Exercise directions
Collect all lines from the records below that include the word "совместимые".
== Dataset excerpts ==
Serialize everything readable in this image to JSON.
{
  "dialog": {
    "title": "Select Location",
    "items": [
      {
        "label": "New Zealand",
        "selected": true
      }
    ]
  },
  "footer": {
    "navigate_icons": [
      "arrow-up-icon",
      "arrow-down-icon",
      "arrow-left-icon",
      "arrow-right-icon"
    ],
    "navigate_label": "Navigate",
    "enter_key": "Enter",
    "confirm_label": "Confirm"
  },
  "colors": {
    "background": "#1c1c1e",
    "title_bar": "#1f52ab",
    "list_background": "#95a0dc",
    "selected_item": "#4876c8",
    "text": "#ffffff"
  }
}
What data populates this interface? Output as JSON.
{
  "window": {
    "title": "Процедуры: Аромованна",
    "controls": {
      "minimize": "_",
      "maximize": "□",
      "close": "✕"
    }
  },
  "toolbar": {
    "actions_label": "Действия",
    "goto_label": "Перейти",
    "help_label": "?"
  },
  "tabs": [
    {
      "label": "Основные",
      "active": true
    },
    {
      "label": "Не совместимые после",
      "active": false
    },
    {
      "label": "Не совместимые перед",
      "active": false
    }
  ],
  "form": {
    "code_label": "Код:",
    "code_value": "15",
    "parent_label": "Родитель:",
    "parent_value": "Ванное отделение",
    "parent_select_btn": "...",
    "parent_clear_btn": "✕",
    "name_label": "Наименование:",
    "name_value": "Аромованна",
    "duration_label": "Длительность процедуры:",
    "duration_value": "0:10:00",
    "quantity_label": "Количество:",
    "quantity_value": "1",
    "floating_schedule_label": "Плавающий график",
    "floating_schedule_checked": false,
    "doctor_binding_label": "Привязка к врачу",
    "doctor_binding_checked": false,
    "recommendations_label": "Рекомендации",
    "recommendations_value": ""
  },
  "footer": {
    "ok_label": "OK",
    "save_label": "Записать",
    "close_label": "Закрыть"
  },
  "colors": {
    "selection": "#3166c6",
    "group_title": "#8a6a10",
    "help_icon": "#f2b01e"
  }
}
===
== Dataset excerpts ==
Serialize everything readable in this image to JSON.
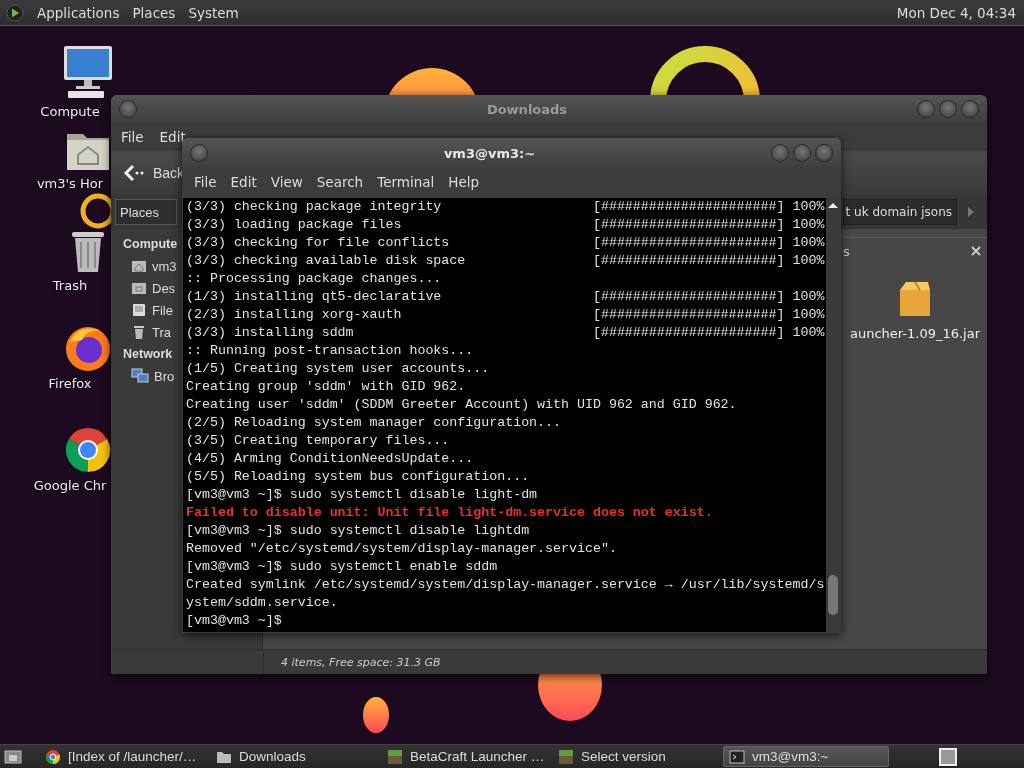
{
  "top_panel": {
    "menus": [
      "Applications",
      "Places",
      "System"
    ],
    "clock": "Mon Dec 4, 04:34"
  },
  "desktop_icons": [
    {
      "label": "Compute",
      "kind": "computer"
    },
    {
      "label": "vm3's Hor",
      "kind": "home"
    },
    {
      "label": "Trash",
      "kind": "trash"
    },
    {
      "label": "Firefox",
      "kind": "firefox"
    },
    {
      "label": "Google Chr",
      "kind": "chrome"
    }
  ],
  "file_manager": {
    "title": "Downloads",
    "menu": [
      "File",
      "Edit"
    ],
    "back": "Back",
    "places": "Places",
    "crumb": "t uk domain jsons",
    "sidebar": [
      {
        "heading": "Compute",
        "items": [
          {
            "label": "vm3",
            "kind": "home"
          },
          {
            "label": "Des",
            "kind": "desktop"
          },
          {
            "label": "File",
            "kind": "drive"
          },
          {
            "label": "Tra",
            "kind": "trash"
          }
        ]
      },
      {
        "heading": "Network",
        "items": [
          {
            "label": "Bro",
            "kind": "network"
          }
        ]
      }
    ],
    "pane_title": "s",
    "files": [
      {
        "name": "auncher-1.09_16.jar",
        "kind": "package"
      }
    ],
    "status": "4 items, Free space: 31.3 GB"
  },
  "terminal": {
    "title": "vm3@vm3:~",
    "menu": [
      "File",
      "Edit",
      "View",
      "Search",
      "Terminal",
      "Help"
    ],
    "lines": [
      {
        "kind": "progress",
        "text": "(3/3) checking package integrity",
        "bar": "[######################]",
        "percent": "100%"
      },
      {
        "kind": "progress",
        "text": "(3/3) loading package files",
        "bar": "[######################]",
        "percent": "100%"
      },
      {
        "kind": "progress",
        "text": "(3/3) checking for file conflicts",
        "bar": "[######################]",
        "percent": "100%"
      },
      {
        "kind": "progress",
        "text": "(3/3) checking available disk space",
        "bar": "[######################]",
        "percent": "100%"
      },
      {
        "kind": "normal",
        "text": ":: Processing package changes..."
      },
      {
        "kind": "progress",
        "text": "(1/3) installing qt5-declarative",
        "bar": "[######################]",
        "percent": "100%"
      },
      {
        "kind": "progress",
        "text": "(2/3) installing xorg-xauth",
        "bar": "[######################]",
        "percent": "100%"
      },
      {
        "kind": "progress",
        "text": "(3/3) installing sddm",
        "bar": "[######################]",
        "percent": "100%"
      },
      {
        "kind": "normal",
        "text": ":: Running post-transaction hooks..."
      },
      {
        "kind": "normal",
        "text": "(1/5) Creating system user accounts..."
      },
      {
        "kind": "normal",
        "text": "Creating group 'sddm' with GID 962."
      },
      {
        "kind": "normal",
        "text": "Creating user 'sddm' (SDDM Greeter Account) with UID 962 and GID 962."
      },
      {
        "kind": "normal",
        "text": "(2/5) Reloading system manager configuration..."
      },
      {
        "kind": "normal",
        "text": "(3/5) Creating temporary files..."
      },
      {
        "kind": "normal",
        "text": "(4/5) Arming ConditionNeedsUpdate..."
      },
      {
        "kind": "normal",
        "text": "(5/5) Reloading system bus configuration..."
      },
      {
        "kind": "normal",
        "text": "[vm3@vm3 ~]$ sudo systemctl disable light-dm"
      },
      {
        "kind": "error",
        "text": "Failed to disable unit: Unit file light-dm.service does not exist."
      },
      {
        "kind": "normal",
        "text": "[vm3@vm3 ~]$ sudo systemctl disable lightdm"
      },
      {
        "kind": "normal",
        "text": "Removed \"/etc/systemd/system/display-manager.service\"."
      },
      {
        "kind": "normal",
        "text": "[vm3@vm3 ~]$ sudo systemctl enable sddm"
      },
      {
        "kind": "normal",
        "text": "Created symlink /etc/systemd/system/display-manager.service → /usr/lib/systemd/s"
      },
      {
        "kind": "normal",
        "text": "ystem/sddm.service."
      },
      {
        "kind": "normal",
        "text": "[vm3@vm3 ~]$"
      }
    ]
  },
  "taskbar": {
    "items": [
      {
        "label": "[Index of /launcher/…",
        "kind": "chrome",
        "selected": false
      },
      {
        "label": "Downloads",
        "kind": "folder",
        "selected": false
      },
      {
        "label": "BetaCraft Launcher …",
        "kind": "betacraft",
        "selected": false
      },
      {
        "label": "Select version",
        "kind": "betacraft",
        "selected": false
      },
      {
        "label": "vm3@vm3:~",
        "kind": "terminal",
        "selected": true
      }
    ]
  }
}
===
Output of the exercise
      "label": "Не совместимые после",
      "label": "Не совместимые перед",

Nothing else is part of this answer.